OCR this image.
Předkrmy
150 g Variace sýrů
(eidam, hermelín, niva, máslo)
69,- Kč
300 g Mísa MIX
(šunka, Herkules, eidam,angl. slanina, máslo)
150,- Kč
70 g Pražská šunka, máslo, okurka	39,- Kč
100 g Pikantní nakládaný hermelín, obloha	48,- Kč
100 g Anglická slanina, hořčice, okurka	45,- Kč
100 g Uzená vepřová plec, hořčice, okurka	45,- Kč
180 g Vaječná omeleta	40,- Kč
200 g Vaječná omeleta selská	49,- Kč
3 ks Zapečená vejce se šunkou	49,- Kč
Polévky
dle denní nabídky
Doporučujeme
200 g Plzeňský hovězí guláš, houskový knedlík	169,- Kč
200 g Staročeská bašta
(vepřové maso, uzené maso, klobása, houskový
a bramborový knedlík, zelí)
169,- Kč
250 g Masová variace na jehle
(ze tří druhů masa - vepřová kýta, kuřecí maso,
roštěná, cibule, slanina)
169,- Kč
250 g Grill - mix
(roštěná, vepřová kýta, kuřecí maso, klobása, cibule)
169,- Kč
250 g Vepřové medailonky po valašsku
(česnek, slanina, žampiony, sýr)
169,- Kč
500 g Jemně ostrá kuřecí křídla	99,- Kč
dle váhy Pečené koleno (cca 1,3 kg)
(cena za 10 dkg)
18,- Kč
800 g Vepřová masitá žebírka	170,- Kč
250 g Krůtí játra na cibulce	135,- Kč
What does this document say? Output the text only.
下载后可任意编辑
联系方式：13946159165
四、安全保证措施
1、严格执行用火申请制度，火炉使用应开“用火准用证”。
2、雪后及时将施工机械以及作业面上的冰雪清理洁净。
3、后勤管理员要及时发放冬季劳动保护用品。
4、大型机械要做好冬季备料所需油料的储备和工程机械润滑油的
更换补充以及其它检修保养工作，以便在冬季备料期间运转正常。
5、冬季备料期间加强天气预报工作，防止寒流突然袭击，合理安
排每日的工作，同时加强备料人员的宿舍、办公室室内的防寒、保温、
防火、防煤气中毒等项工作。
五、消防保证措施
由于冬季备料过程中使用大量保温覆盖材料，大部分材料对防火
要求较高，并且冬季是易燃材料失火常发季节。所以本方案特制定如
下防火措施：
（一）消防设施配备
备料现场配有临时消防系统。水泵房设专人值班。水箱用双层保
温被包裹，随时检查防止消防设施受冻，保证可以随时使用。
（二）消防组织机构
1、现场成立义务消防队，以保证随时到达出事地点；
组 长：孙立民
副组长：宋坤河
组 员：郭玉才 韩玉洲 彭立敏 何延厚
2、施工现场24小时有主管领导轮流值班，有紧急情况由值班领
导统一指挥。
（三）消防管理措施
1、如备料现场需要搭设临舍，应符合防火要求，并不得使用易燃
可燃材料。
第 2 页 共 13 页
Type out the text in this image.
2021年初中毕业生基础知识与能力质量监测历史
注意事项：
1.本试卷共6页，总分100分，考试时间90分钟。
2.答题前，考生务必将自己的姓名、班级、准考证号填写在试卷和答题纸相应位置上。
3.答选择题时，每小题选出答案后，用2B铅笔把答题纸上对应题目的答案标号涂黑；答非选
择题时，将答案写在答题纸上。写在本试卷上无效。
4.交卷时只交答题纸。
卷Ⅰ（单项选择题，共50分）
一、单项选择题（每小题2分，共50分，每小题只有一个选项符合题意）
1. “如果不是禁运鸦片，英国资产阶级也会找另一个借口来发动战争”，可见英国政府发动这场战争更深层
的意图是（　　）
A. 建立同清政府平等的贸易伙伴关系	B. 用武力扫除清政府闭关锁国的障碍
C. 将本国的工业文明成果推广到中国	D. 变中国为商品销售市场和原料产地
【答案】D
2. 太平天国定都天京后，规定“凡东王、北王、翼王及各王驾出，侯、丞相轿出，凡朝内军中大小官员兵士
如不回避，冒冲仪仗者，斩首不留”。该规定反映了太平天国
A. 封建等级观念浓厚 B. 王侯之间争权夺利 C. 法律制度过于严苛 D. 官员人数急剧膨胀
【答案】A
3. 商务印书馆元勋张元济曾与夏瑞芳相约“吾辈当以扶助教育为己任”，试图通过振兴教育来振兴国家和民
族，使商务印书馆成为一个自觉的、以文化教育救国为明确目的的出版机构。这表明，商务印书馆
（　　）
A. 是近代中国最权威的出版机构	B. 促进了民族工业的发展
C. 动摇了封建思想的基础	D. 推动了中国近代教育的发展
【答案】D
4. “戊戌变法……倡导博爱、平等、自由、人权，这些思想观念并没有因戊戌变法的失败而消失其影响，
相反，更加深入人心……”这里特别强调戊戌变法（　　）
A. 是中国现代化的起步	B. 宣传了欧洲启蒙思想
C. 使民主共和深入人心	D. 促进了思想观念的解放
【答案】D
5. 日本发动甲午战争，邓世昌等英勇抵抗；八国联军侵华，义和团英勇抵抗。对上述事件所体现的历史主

■ ■ ■ ■

■ **Task instructions**
Write out all the records above again, exactly as they stand.

■ **The output**
OCR this image.
Předkrmy
150 g Variace sýrů
(eidam, hermelín, niva, máslo)
69,- Kč
300 g Mísa MIX
(šunka, Herkules, eidam,angl. slanina, máslo)
150,- Kč
70 g Pražská šunka, máslo, okurka	39,- Kč
100 g Pikantní nakládaný hermelín, obloha	48,- Kč
100 g Anglická slanina, hořčice, okurka	45,- Kč
100 g Uzená vepřová plec, hořčice, okurka	45,- Kč
180 g Vaječná omeleta	40,- Kč
200 g Vaječná omeleta selská	49,- Kč
3 ks Zapečená vejce se šunkou	49,- Kč
Polévky
dle denní nabídky
Doporučujeme
200 g Plzeňský hovězí guláš, houskový knedlík	169,- Kč
200 g Staročeská bašta
(vepřové maso, uzené maso, klobása, houskový
a bramborový knedlík, zelí)
169,- Kč
250 g Masová variace na jehle
(ze tří druhů masa - vepřová kýta, kuřecí maso,
roštěná, cibule, slanina)
169,- Kč
250 g Grill - mix
(roštěná, vepřová kýta, kuřecí maso, klobása, cibule)
169,- Kč
250 g Vepřové medailonky po valašsku
(česnek, slanina, žampiony, sýr)
169,- Kč
500 g Jemně ostrá kuřecí křídla	99,- Kč
dle váhy Pečené koleno (cca 1,3 kg)
(cena za 10 dkg)
18,- Kč
800 g Vepřová masitá žebírka	170,- Kč
250 g Krůtí játra na cibulce	135,- Kč
What does this document say? Output the text only.
下载后可任意编辑
联系方式：13946159165
四、安全保证措施
1、严格执行用火申请制度，火炉使用应开“用火准用证”。
2、雪后及时将施工机械以及作业面上的冰雪清理洁净。
3、后勤管理员要及时发放冬季劳动保护用品。
4、大型机械要做好冬季备料所需油料的储备和工程机械润滑油的
更换补充以及其它检修保养工作，以便在冬季备料期间运转正常。
5、冬季备料期间加强天气预报工作，防止寒流突然袭击，合理安
排每日的工作，同时加强备料人员的宿舍、办公室室内的防寒、保温、
防火、防煤气中毒等项工作。
五、消防保证措施
由于冬季备料过程中使用大量保温覆盖材料，大部分材料对防火
要求较高，并且冬季是易燃材料失火常发季节。所以本方案特制定如
下防火措施：
（一）消防设施配备
备料现场配有临时消防系统。水泵房设专人值班。水箱用双层保
温被包裹，随时检查防止消防设施受冻，保证可以随时使用。
（二）消防组织机构
1、现场成立义务消防队，以保证随时到达出事地点；
组 长：孙立民
副组长：宋坤河
组 员：郭玉才 韩玉洲 彭立敏 何延厚
2、施工现场24小时有主管领导轮流值班，有紧急情况由值班领
导统一指挥。
（三）消防管理措施
1、如备料现场需要搭设临舍，应符合防火要求，并不得使用易燃
可燃材料。
第 2 页 共 13 页
Type out the text in this image.
2021年初中毕业生基础知识与能力质量监测历史
注意事项：
1.本试卷共6页，总分100分，考试时间90分钟。
2.答题前，考生务必将自己的姓名、班级、准考证号填写在试卷和答题纸相应位置上。
3.答选择题时，每小题选出答案后，用2B铅笔把答题纸上对应题目的答案标号涂黑；答非选
择题时，将答案写在答题纸上。写在本试卷上无效。
4.交卷时只交答题纸。
卷Ⅰ（单项选择题，共50分）
一、单项选择题（每小题2分，共50分，每小题只有一个选项符合题意）
1. “如果不是禁运鸦片，英国资产阶级也会找另一个借口来发动战争”，可见英国政府发动这场战争更深层
的意图是（　　）
A. 建立同清政府平等的贸易伙伴关系	B. 用武力扫除清政府闭关锁国的障碍
C. 将本国的工业文明成果推广到中国	D. 变中国为商品销售市场和原料产地
【答案】D
2. 太平天国定都天京后，规定“凡东王、北王、翼王及各王驾出，侯、丞相轿出，凡朝内军中大小官员兵士
如不回避，冒冲仪仗者，斩首不留”。该规定反映了太平天国
A. 封建等级观念浓厚 B. 王侯之间争权夺利 C. 法律制度过于严苛 D. 官员人数急剧膨胀
【答案】A
3. 商务印书馆元勋张元济曾与夏瑞芳相约“吾辈当以扶助教育为己任”，试图通过振兴教育来振兴国家和民
族，使商务印书馆成为一个自觉的、以文化教育救国为明确目的的出版机构。这表明，商务印书馆
（　　）
A. 是近代中国最权威的出版机构	B. 促进了民族工业的发展
C. 动摇了封建思想的基础	D. 推动了中国近代教育的发展
【答案】D
4. “戊戌变法……倡导博爱、平等、自由、人权，这些思想观念并没有因戊戌变法的失败而消失其影响，
相反，更加深入人心……”这里特别强调戊戌变法（　　）
A. 是中国现代化的起步	B. 宣传了欧洲启蒙思想
C. 使民主共和深入人心	D. 促进了思想观念的解放
【答案】D
5. 日本发动甲午战争，邓世昌等英勇抵抗；八国联军侵华，义和团英勇抵抗。对上述事件所体现的历史主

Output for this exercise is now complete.